→ **Required work**
Quote the whole listing exactly. Leave the pictures out of your copy.

— start of Input rows —

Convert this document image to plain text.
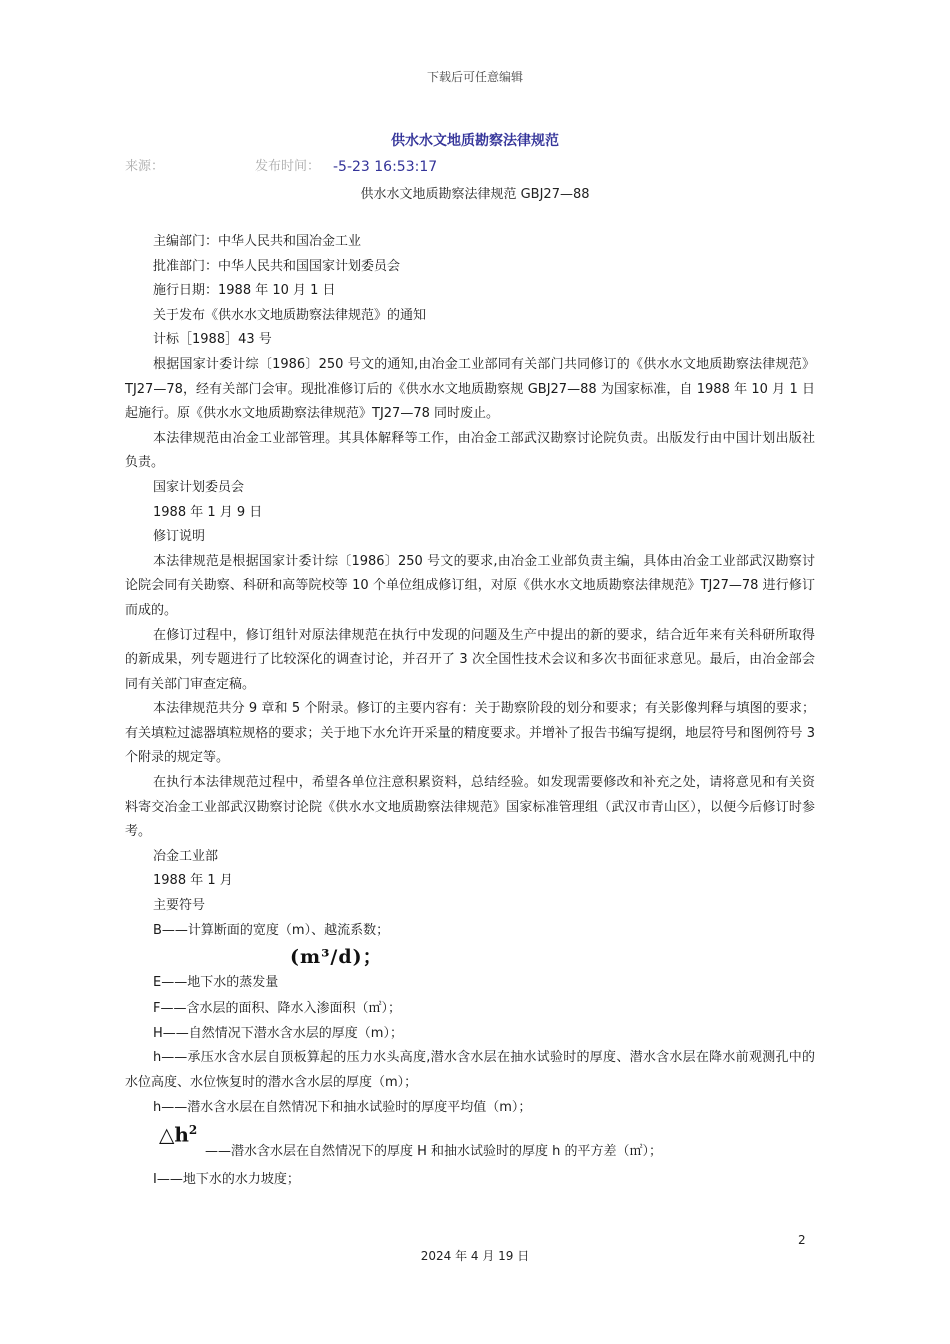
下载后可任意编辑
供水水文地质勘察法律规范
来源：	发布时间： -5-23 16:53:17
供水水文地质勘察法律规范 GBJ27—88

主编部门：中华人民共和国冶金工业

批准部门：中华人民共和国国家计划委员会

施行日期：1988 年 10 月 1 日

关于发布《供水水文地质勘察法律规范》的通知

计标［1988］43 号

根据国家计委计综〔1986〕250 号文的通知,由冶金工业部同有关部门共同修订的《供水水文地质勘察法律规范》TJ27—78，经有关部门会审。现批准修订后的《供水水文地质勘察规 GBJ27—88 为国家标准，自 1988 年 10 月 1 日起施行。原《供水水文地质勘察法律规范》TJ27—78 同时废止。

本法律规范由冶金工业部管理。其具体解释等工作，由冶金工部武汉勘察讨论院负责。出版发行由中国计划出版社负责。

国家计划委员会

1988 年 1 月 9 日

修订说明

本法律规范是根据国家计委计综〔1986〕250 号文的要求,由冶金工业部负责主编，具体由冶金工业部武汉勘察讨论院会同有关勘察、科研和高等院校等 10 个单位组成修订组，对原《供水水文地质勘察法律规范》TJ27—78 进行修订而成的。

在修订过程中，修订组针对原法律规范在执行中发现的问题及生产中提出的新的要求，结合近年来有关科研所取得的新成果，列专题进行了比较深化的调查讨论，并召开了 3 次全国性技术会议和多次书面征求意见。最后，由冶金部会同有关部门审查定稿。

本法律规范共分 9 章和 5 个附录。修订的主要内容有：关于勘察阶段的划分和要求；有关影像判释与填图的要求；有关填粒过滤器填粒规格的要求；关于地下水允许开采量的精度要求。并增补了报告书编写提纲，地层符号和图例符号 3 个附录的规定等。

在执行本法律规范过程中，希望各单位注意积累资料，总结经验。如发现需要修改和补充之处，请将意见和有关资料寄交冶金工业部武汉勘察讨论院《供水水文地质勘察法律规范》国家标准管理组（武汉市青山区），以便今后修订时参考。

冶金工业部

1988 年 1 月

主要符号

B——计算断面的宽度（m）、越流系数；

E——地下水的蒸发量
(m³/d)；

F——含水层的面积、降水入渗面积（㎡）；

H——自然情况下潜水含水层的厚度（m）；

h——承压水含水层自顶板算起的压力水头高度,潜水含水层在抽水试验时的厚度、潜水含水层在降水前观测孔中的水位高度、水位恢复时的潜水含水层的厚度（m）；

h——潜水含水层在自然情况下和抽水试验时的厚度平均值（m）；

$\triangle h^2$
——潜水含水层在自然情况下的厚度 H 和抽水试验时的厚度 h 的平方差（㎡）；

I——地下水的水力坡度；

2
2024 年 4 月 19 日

— end of Input rows —

→ **Result of this exercise**
Convert this document image to plain text.
下载后可任意编辑
供水水文地质勘察法律规范
来源：	发布时间： -5-23 16:53:17
供水水文地质勘察法律规范 GBJ27—88

主编部门：中华人民共和国冶金工业

批准部门：中华人民共和国国家计划委员会

施行日期：1988 年 10 月 1 日

关于发布《供水水文地质勘察法律规范》的通知

计标［1988］43 号

根据国家计委计综〔1986〕250 号文的通知,由冶金工业部同有关部门共同修订的《供水水文地质勘察法律规范》TJ27—78，经有关部门会审。现批准修订后的《供水水文地质勘察规 GBJ27—88 为国家标准，自 1988 年 10 月 1 日起施行。原《供水水文地质勘察法律规范》TJ27—78 同时废止。

本法律规范由冶金工业部管理。其具体解释等工作，由冶金工部武汉勘察讨论院负责。出版发行由中国计划出版社负责。

国家计划委员会

1988 年 1 月 9 日

修订说明

本法律规范是根据国家计委计综〔1986〕250 号文的要求,由冶金工业部负责主编，具体由冶金工业部武汉勘察讨论院会同有关勘察、科研和高等院校等 10 个单位组成修订组，对原《供水水文地质勘察法律规范》TJ27—78 进行修订而成的。

在修订过程中，修订组针对原法律规范在执行中发现的问题及生产中提出的新的要求，结合近年来有关科研所取得的新成果，列专题进行了比较深化的调查讨论，并召开了 3 次全国性技术会议和多次书面征求意见。最后，由冶金部会同有关部门审查定稿。

本法律规范共分 9 章和 5 个附录。修订的主要内容有：关于勘察阶段的划分和要求；有关影像判释与填图的要求；有关填粒过滤器填粒规格的要求；关于地下水允许开采量的精度要求。并增补了报告书编写提纲，地层符号和图例符号 3 个附录的规定等。

在执行本法律规范过程中，希望各单位注意积累资料，总结经验。如发现需要修改和补充之处，请将意见和有关资料寄交冶金工业部武汉勘察讨论院《供水水文地质勘察法律规范》国家标准管理组（武汉市青山区），以便今后修订时参考。

冶金工业部

1988 年 1 月

主要符号

B——计算断面的宽度（m）、越流系数；

E——地下水的蒸发量
(m³/d)；

F——含水层的面积、降水入渗面积（㎡）；

H——自然情况下潜水含水层的厚度（m）；

h——承压水含水层自顶板算起的压力水头高度,潜水含水层在抽水试验时的厚度、潜水含水层在降水前观测孔中的水位高度、水位恢复时的潜水含水层的厚度（m）；

h——潜水含水层在自然情况下和抽水试验时的厚度平均值（m）；

$\triangle h^2$
——潜水含水层在自然情况下的厚度 H 和抽水试验时的厚度 h 的平方差（㎡）；

I——地下水的水力坡度；

2
2024 年 4 月 19 日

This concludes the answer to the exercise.